**Exercise goal:** Print the listing in its entirety and exactly, leaving out images.

**Dataset records on visual material:**
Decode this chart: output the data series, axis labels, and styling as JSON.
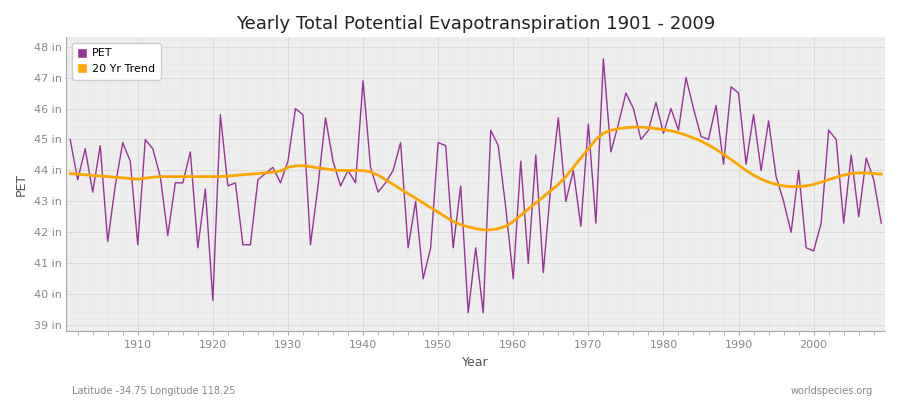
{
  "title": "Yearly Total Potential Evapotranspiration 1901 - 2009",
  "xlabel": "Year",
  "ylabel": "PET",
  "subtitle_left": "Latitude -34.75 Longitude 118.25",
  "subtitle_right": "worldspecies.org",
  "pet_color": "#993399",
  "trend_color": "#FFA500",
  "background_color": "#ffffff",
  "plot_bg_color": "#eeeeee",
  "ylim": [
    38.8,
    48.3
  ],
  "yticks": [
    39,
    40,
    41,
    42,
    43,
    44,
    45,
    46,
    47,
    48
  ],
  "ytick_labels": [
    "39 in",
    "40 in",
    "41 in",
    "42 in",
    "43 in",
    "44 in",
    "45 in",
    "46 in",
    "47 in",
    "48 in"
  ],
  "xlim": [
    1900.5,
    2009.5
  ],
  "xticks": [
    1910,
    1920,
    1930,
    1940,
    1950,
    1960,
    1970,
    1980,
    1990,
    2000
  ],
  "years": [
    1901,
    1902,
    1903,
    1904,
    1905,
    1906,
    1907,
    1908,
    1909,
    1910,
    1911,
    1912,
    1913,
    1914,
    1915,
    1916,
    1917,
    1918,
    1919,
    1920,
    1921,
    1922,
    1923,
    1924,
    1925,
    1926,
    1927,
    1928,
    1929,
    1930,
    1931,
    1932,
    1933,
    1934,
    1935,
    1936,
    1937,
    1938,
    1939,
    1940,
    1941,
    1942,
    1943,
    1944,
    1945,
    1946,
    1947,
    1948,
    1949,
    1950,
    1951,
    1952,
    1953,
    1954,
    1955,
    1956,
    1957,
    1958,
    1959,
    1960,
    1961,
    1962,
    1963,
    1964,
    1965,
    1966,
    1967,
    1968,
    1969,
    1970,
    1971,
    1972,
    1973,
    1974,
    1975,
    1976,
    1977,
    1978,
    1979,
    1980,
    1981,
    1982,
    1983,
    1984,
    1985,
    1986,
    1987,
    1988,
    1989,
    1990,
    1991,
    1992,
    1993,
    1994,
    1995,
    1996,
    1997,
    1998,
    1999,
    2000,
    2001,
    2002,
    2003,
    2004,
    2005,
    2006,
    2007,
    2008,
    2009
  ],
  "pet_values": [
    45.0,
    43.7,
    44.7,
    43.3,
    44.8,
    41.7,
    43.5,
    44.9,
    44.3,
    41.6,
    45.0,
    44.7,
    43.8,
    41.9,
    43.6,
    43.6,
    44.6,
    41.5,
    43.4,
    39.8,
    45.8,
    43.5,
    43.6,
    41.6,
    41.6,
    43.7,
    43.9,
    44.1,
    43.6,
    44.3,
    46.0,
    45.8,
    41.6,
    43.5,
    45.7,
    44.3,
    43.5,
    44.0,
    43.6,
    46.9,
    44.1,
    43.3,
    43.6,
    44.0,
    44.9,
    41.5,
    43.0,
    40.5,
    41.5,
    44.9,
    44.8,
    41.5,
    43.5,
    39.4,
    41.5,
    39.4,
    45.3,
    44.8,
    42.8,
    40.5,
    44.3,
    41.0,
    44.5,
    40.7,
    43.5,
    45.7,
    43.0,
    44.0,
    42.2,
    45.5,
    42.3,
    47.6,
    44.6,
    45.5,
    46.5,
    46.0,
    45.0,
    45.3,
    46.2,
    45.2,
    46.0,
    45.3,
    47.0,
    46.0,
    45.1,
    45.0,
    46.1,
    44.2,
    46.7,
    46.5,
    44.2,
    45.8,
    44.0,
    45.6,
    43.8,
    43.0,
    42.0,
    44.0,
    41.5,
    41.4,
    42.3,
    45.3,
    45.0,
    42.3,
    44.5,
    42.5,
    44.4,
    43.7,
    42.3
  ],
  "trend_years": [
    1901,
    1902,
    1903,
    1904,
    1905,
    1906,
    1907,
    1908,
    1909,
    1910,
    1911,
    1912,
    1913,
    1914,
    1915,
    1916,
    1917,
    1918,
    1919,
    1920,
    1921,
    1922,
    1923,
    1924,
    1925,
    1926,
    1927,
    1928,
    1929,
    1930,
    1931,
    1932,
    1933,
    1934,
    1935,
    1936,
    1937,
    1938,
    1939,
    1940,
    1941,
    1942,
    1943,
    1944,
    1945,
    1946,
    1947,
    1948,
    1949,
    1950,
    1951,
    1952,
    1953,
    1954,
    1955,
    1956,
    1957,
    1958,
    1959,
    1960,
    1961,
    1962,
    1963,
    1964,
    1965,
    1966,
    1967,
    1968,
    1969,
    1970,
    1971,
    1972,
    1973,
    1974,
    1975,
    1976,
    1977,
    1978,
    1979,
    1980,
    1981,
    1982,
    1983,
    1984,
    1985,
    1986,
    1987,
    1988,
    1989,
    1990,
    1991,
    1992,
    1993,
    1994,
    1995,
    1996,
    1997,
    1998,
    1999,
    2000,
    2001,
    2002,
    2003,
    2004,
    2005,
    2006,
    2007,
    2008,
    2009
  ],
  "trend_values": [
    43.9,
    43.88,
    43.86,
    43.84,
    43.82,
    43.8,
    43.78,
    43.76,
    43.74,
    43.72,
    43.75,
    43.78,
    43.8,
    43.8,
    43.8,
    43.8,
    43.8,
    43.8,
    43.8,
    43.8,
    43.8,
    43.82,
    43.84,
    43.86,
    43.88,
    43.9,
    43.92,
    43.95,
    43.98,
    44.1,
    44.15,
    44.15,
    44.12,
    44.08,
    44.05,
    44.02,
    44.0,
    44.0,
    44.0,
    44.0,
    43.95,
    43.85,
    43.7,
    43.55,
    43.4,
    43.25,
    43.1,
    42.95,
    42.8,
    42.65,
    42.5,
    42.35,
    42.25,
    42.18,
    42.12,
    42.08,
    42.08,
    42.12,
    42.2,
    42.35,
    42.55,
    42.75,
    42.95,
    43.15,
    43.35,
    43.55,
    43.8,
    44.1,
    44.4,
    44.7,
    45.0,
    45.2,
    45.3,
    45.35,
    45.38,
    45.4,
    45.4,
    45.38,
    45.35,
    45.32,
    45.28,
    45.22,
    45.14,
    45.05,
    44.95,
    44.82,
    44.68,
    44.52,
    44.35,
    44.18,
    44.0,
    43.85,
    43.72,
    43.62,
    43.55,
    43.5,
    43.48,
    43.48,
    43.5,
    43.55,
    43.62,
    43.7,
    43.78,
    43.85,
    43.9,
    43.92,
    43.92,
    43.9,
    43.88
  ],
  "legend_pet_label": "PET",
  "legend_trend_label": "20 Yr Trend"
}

**Exercise answer:**
Decode this chart: output the data series, axis labels, and styling as JSON.
{
  "title": "Yearly Total Potential Evapotranspiration 1901 - 2009",
  "xlabel": "Year",
  "ylabel": "PET",
  "subtitle_left": "Latitude -34.75 Longitude 118.25",
  "subtitle_right": "worldspecies.org",
  "pet_color": "#993399",
  "trend_color": "#FFA500",
  "background_color": "#ffffff",
  "plot_bg_color": "#eeeeee",
  "ylim": [
    38.8,
    48.3
  ],
  "yticks": [
    39,
    40,
    41,
    42,
    43,
    44,
    45,
    46,
    47,
    48
  ],
  "ytick_labels": [
    "39 in",
    "40 in",
    "41 in",
    "42 in",
    "43 in",
    "44 in",
    "45 in",
    "46 in",
    "47 in",
    "48 in"
  ],
  "xlim": [
    1900.5,
    2009.5
  ],
  "xticks": [
    1910,
    1920,
    1930,
    1940,
    1950,
    1960,
    1970,
    1980,
    1990,
    2000
  ],
  "years": [
    1901,
    1902,
    1903,
    1904,
    1905,
    1906,
    1907,
    1908,
    1909,
    1910,
    1911,
    1912,
    1913,
    1914,
    1915,
    1916,
    1917,
    1918,
    1919,
    1920,
    1921,
    1922,
    1923,
    1924,
    1925,
    1926,
    1927,
    1928,
    1929,
    1930,
    1931,
    1932,
    1933,
    1934,
    1935,
    1936,
    1937,
    1938,
    1939,
    1940,
    1941,
    1942,
    1943,
    1944,
    1945,
    1946,
    1947,
    1948,
    1949,
    1950,
    1951,
    1952,
    1953,
    1954,
    1955,
    1956,
    1957,
    1958,
    1959,
    1960,
    1961,
    1962,
    1963,
    1964,
    1965,
    1966,
    1967,
    1968,
    1969,
    1970,
    1971,
    1972,
    1973,
    1974,
    1975,
    1976,
    1977,
    1978,
    1979,
    1980,
    1981,
    1982,
    1983,
    1984,
    1985,
    1986,
    1987,
    1988,
    1989,
    1990,
    1991,
    1992,
    1993,
    1994,
    1995,
    1996,
    1997,
    1998,
    1999,
    2000,
    2001,
    2002,
    2003,
    2004,
    2005,
    2006,
    2007,
    2008,
    2009
  ],
  "pet_values": [
    45.0,
    43.7,
    44.7,
    43.3,
    44.8,
    41.7,
    43.5,
    44.9,
    44.3,
    41.6,
    45.0,
    44.7,
    43.8,
    41.9,
    43.6,
    43.6,
    44.6,
    41.5,
    43.4,
    39.8,
    45.8,
    43.5,
    43.6,
    41.6,
    41.6,
    43.7,
    43.9,
    44.1,
    43.6,
    44.3,
    46.0,
    45.8,
    41.6,
    43.5,
    45.7,
    44.3,
    43.5,
    44.0,
    43.6,
    46.9,
    44.1,
    43.3,
    43.6,
    44.0,
    44.9,
    41.5,
    43.0,
    40.5,
    41.5,
    44.9,
    44.8,
    41.5,
    43.5,
    39.4,
    41.5,
    39.4,
    45.3,
    44.8,
    42.8,
    40.5,
    44.3,
    41.0,
    44.5,
    40.7,
    43.5,
    45.7,
    43.0,
    44.0,
    42.2,
    45.5,
    42.3,
    47.6,
    44.6,
    45.5,
    46.5,
    46.0,
    45.0,
    45.3,
    46.2,
    45.2,
    46.0,
    45.3,
    47.0,
    46.0,
    45.1,
    45.0,
    46.1,
    44.2,
    46.7,
    46.5,
    44.2,
    45.8,
    44.0,
    45.6,
    43.8,
    43.0,
    42.0,
    44.0,
    41.5,
    41.4,
    42.3,
    45.3,
    45.0,
    42.3,
    44.5,
    42.5,
    44.4,
    43.7,
    42.3
  ],
  "trend_years": [
    1901,
    1902,
    1903,
    1904,
    1905,
    1906,
    1907,
    1908,
    1909,
    1910,
    1911,
    1912,
    1913,
    1914,
    1915,
    1916,
    1917,
    1918,
    1919,
    1920,
    1921,
    1922,
    1923,
    1924,
    1925,
    1926,
    1927,
    1928,
    1929,
    1930,
    1931,
    1932,
    1933,
    1934,
    1935,
    1936,
    1937,
    1938,
    1939,
    1940,
    1941,
    1942,
    1943,
    1944,
    1945,
    1946,
    1947,
    1948,
    1949,
    1950,
    1951,
    1952,
    1953,
    1954,
    1955,
    1956,
    1957,
    1958,
    1959,
    1960,
    1961,
    1962,
    1963,
    1964,
    1965,
    1966,
    1967,
    1968,
    1969,
    1970,
    1971,
    1972,
    1973,
    1974,
    1975,
    1976,
    1977,
    1978,
    1979,
    1980,
    1981,
    1982,
    1983,
    1984,
    1985,
    1986,
    1987,
    1988,
    1989,
    1990,
    1991,
    1992,
    1993,
    1994,
    1995,
    1996,
    1997,
    1998,
    1999,
    2000,
    2001,
    2002,
    2003,
    2004,
    2005,
    2006,
    2007,
    2008,
    2009
  ],
  "trend_values": [
    43.9,
    43.88,
    43.86,
    43.84,
    43.82,
    43.8,
    43.78,
    43.76,
    43.74,
    43.72,
    43.75,
    43.78,
    43.8,
    43.8,
    43.8,
    43.8,
    43.8,
    43.8,
    43.8,
    43.8,
    43.8,
    43.82,
    43.84,
    43.86,
    43.88,
    43.9,
    43.92,
    43.95,
    43.98,
    44.1,
    44.15,
    44.15,
    44.12,
    44.08,
    44.05,
    44.02,
    44.0,
    44.0,
    44.0,
    44.0,
    43.95,
    43.85,
    43.7,
    43.55,
    43.4,
    43.25,
    43.1,
    42.95,
    42.8,
    42.65,
    42.5,
    42.35,
    42.25,
    42.18,
    42.12,
    42.08,
    42.08,
    42.12,
    42.2,
    42.35,
    42.55,
    42.75,
    42.95,
    43.15,
    43.35,
    43.55,
    43.8,
    44.1,
    44.4,
    44.7,
    45.0,
    45.2,
    45.3,
    45.35,
    45.38,
    45.4,
    45.4,
    45.38,
    45.35,
    45.32,
    45.28,
    45.22,
    45.14,
    45.05,
    44.95,
    44.82,
    44.68,
    44.52,
    44.35,
    44.18,
    44.0,
    43.85,
    43.72,
    43.62,
    43.55,
    43.5,
    43.48,
    43.48,
    43.5,
    43.55,
    43.62,
    43.7,
    43.78,
    43.85,
    43.9,
    43.92,
    43.92,
    43.9,
    43.88
  ],
  "legend_pet_label": "PET",
  "legend_trend_label": "20 Yr Trend"
}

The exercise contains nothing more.